### THE RECORDS

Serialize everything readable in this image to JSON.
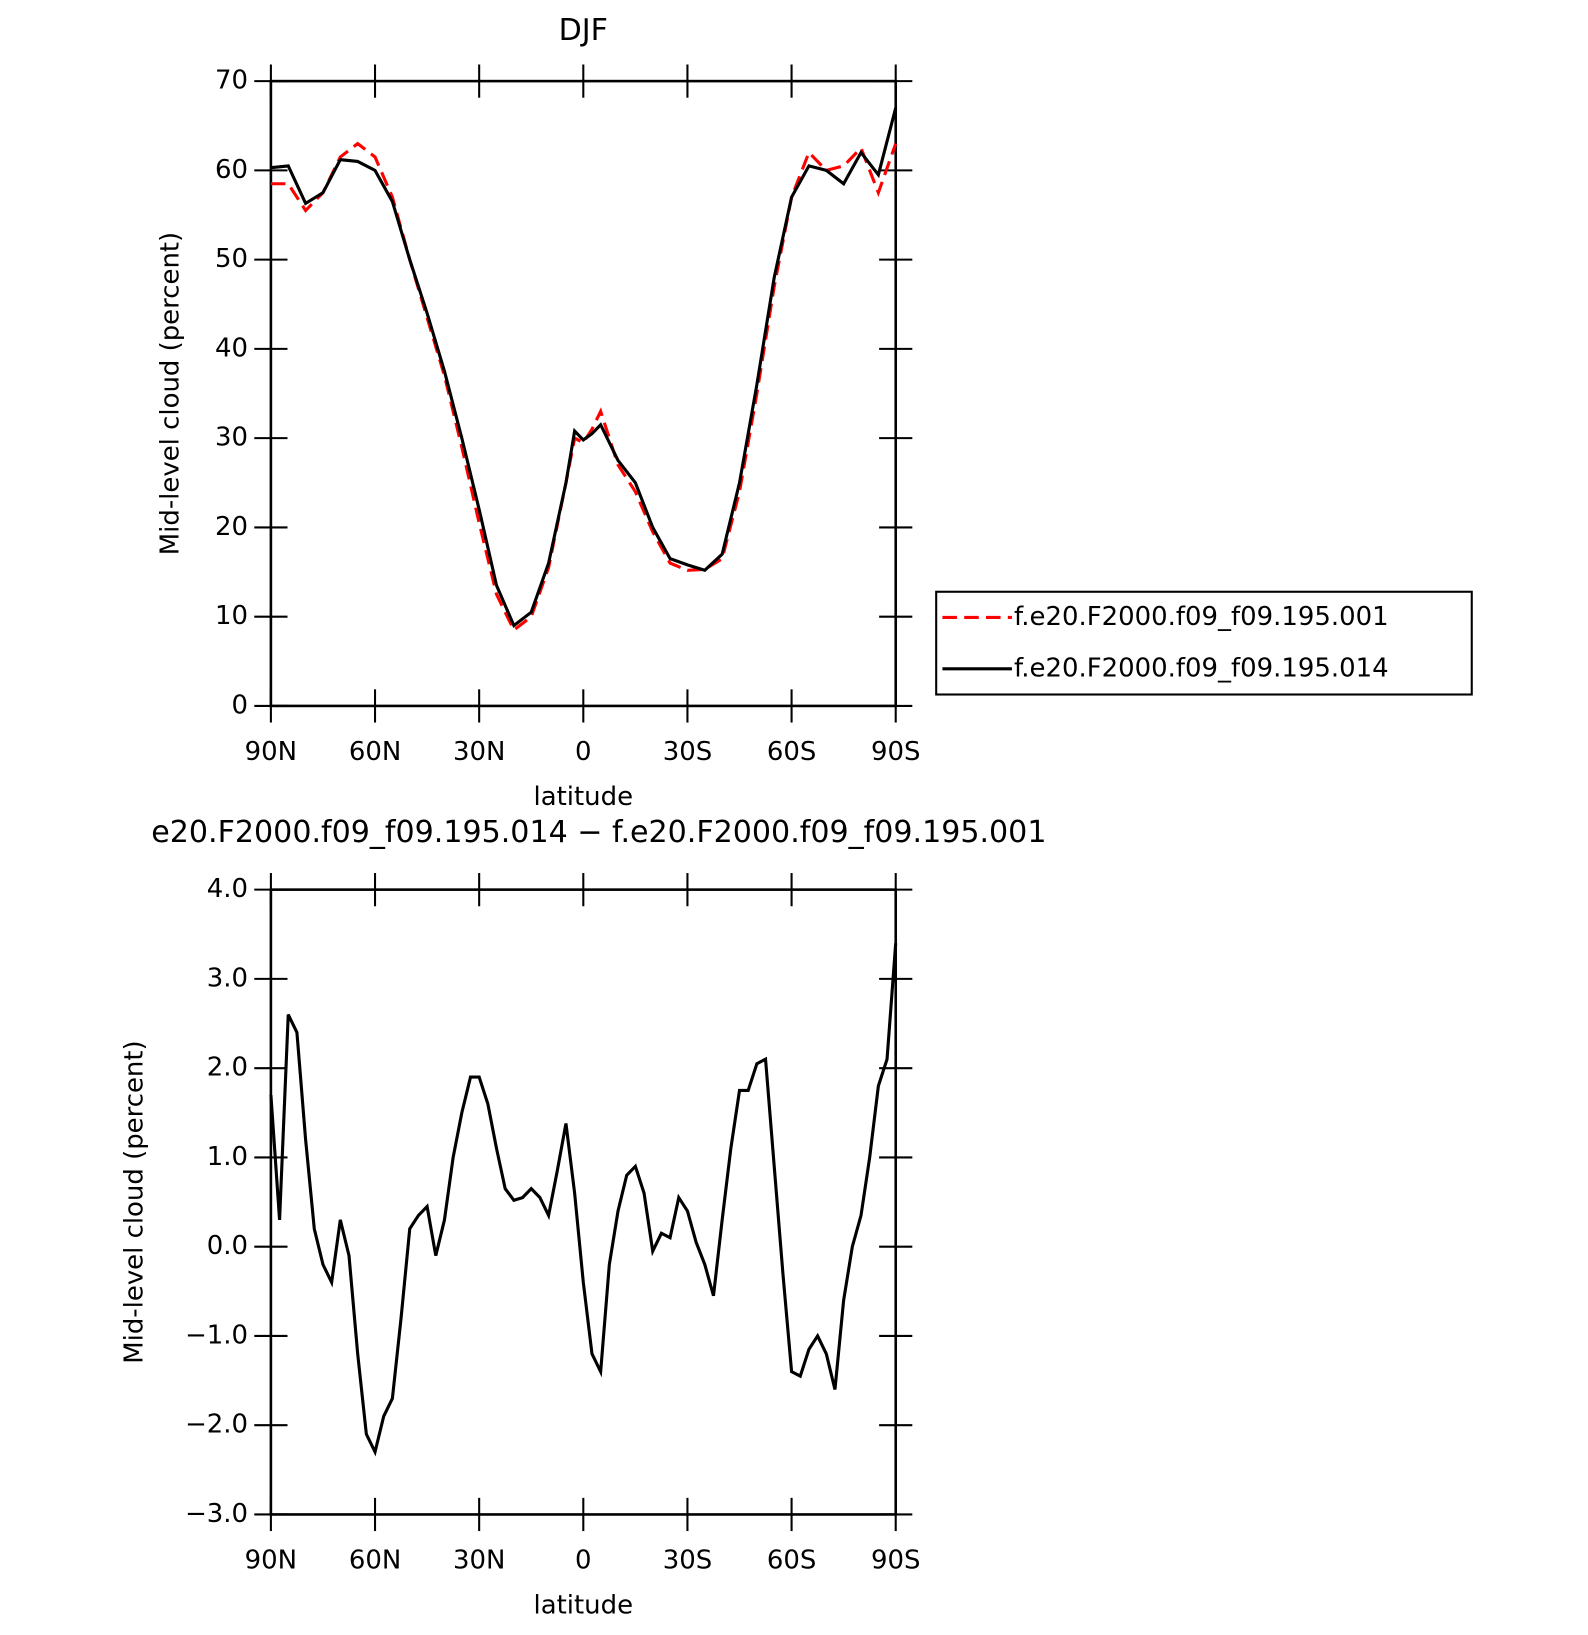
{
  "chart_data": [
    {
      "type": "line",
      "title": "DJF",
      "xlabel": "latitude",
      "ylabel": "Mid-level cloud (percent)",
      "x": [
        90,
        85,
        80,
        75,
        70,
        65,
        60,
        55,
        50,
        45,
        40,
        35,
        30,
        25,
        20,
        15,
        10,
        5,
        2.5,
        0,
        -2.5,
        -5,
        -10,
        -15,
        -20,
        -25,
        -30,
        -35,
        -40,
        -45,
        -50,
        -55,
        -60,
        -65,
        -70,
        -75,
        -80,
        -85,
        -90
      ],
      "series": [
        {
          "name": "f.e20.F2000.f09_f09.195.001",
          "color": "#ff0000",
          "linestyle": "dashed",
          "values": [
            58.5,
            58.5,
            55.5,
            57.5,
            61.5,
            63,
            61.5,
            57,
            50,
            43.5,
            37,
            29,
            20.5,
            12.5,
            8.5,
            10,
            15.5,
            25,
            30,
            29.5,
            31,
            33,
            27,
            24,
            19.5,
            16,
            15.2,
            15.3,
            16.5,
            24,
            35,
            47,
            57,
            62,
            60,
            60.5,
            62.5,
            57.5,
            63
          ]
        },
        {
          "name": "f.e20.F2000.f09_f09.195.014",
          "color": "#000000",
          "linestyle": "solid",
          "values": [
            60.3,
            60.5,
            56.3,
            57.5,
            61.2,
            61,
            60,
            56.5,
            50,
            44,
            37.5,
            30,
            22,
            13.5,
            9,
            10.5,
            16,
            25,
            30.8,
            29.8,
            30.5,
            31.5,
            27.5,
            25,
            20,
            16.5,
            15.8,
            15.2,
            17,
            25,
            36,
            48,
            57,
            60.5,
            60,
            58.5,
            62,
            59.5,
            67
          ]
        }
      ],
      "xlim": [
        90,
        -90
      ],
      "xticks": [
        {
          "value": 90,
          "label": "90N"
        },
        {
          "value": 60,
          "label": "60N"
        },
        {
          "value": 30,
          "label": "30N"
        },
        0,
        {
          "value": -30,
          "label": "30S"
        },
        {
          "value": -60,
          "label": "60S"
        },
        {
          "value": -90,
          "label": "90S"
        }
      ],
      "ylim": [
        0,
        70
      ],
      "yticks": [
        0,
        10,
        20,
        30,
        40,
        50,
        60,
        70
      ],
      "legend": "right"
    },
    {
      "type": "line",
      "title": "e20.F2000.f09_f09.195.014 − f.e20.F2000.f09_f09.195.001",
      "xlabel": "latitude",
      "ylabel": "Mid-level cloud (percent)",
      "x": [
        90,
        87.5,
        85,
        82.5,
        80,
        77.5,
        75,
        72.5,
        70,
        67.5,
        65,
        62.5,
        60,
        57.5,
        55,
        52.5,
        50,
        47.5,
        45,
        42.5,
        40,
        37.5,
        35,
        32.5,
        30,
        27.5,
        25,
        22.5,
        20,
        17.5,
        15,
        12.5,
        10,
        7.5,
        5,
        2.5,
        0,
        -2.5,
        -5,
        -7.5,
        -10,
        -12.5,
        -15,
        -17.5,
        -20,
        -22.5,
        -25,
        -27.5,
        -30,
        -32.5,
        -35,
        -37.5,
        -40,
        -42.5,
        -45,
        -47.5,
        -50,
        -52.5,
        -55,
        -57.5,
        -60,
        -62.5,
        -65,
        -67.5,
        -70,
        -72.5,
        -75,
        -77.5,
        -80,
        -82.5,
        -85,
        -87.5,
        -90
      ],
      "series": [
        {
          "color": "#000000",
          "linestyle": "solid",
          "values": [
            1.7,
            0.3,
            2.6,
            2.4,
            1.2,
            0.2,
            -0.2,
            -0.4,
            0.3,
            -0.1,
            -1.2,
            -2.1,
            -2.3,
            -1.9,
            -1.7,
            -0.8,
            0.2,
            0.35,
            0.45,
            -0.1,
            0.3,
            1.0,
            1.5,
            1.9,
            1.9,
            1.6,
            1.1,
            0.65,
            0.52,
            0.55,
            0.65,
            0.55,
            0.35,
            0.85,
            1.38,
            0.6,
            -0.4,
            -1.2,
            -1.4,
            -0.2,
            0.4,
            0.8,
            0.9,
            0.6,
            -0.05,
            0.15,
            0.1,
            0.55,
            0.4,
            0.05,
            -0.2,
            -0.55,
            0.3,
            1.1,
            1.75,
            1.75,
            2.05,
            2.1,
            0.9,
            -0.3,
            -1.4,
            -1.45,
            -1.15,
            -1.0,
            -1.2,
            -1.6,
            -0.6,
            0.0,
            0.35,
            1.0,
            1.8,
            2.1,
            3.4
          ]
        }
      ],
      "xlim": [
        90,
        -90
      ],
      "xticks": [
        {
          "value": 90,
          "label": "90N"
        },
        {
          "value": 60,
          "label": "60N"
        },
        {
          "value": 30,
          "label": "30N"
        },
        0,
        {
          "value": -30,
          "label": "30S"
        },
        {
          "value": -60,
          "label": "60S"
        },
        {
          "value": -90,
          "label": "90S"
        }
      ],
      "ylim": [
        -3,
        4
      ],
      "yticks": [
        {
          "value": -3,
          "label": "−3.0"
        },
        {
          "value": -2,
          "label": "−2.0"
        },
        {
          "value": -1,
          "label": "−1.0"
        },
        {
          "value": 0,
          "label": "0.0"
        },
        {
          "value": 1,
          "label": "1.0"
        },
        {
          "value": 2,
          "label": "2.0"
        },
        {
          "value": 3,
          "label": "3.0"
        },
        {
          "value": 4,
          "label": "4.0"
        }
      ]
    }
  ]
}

### GIVEN TASK
Write out the records above exactly as they appear, leaving out any pictures.

### OUTPUT OF THE TASK
Serialize everything readable in this image to JSON.
{
  "chart_data": [
    {
      "type": "line",
      "title": "DJF",
      "xlabel": "latitude",
      "ylabel": "Mid-level cloud (percent)",
      "x": [
        90,
        85,
        80,
        75,
        70,
        65,
        60,
        55,
        50,
        45,
        40,
        35,
        30,
        25,
        20,
        15,
        10,
        5,
        2.5,
        0,
        -2.5,
        -5,
        -10,
        -15,
        -20,
        -25,
        -30,
        -35,
        -40,
        -45,
        -50,
        -55,
        -60,
        -65,
        -70,
        -75,
        -80,
        -85,
        -90
      ],
      "series": [
        {
          "name": "f.e20.F2000.f09_f09.195.001",
          "color": "#ff0000",
          "linestyle": "dashed",
          "values": [
            58.5,
            58.5,
            55.5,
            57.5,
            61.5,
            63,
            61.5,
            57,
            50,
            43.5,
            37,
            29,
            20.5,
            12.5,
            8.5,
            10,
            15.5,
            25,
            30,
            29.5,
            31,
            33,
            27,
            24,
            19.5,
            16,
            15.2,
            15.3,
            16.5,
            24,
            35,
            47,
            57,
            62,
            60,
            60.5,
            62.5,
            57.5,
            63
          ]
        },
        {
          "name": "f.e20.F2000.f09_f09.195.014",
          "color": "#000000",
          "linestyle": "solid",
          "values": [
            60.3,
            60.5,
            56.3,
            57.5,
            61.2,
            61,
            60,
            56.5,
            50,
            44,
            37.5,
            30,
            22,
            13.5,
            9,
            10.5,
            16,
            25,
            30.8,
            29.8,
            30.5,
            31.5,
            27.5,
            25,
            20,
            16.5,
            15.8,
            15.2,
            17,
            25,
            36,
            48,
            57,
            60.5,
            60,
            58.5,
            62,
            59.5,
            67
          ]
        }
      ],
      "xlim": [
        90,
        -90
      ],
      "xticks": [
        {
          "value": 90,
          "label": "90N"
        },
        {
          "value": 60,
          "label": "60N"
        },
        {
          "value": 30,
          "label": "30N"
        },
        0,
        {
          "value": -30,
          "label": "30S"
        },
        {
          "value": -60,
          "label": "60S"
        },
        {
          "value": -90,
          "label": "90S"
        }
      ],
      "ylim": [
        0,
        70
      ],
      "yticks": [
        0,
        10,
        20,
        30,
        40,
        50,
        60,
        70
      ],
      "legend": "right"
    },
    {
      "type": "line",
      "title": "e20.F2000.f09_f09.195.014 − f.e20.F2000.f09_f09.195.001",
      "xlabel": "latitude",
      "ylabel": "Mid-level cloud (percent)",
      "x": [
        90,
        87.5,
        85,
        82.5,
        80,
        77.5,
        75,
        72.5,
        70,
        67.5,
        65,
        62.5,
        60,
        57.5,
        55,
        52.5,
        50,
        47.5,
        45,
        42.5,
        40,
        37.5,
        35,
        32.5,
        30,
        27.5,
        25,
        22.5,
        20,
        17.5,
        15,
        12.5,
        10,
        7.5,
        5,
        2.5,
        0,
        -2.5,
        -5,
        -7.5,
        -10,
        -12.5,
        -15,
        -17.5,
        -20,
        -22.5,
        -25,
        -27.5,
        -30,
        -32.5,
        -35,
        -37.5,
        -40,
        -42.5,
        -45,
        -47.5,
        -50,
        -52.5,
        -55,
        -57.5,
        -60,
        -62.5,
        -65,
        -67.5,
        -70,
        -72.5,
        -75,
        -77.5,
        -80,
        -82.5,
        -85,
        -87.5,
        -90
      ],
      "series": [
        {
          "color": "#000000",
          "linestyle": "solid",
          "values": [
            1.7,
            0.3,
            2.6,
            2.4,
            1.2,
            0.2,
            -0.2,
            -0.4,
            0.3,
            -0.1,
            -1.2,
            -2.1,
            -2.3,
            -1.9,
            -1.7,
            -0.8,
            0.2,
            0.35,
            0.45,
            -0.1,
            0.3,
            1.0,
            1.5,
            1.9,
            1.9,
            1.6,
            1.1,
            0.65,
            0.52,
            0.55,
            0.65,
            0.55,
            0.35,
            0.85,
            1.38,
            0.6,
            -0.4,
            -1.2,
            -1.4,
            -0.2,
            0.4,
            0.8,
            0.9,
            0.6,
            -0.05,
            0.15,
            0.1,
            0.55,
            0.4,
            0.05,
            -0.2,
            -0.55,
            0.3,
            1.1,
            1.75,
            1.75,
            2.05,
            2.1,
            0.9,
            -0.3,
            -1.4,
            -1.45,
            -1.15,
            -1.0,
            -1.2,
            -1.6,
            -0.6,
            0.0,
            0.35,
            1.0,
            1.8,
            2.1,
            3.4
          ]
        }
      ],
      "xlim": [
        90,
        -90
      ],
      "xticks": [
        {
          "value": 90,
          "label": "90N"
        },
        {
          "value": 60,
          "label": "60N"
        },
        {
          "value": 30,
          "label": "30N"
        },
        0,
        {
          "value": -30,
          "label": "30S"
        },
        {
          "value": -60,
          "label": "60S"
        },
        {
          "value": -90,
          "label": "90S"
        }
      ],
      "ylim": [
        -3,
        4
      ],
      "yticks": [
        {
          "value": -3,
          "label": "−3.0"
        },
        {
          "value": -2,
          "label": "−2.0"
        },
        {
          "value": -1,
          "label": "−1.0"
        },
        {
          "value": 0,
          "label": "0.0"
        },
        {
          "value": 1,
          "label": "1.0"
        },
        {
          "value": 2,
          "label": "2.0"
        },
        {
          "value": 3,
          "label": "3.0"
        },
        {
          "value": 4,
          "label": "4.0"
        }
      ]
    }
  ]
}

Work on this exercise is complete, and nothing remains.